→ **DIRECTIVE**: In the listing below, pick out lines with "name".

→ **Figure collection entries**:

....................

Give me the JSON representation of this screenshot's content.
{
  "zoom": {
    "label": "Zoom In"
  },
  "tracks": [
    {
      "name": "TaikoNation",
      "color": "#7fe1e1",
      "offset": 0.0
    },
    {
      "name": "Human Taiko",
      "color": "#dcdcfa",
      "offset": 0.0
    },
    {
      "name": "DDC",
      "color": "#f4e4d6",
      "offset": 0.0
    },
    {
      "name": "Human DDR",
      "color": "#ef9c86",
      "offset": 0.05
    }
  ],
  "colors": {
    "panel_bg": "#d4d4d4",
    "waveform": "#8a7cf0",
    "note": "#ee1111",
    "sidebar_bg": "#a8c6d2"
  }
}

....................

→ **OUTPUT BELOW**:
      "name": "TaikoNation",
      "name": "Human Taiko",
      "name": "DDC",
      "name": "Human DDR",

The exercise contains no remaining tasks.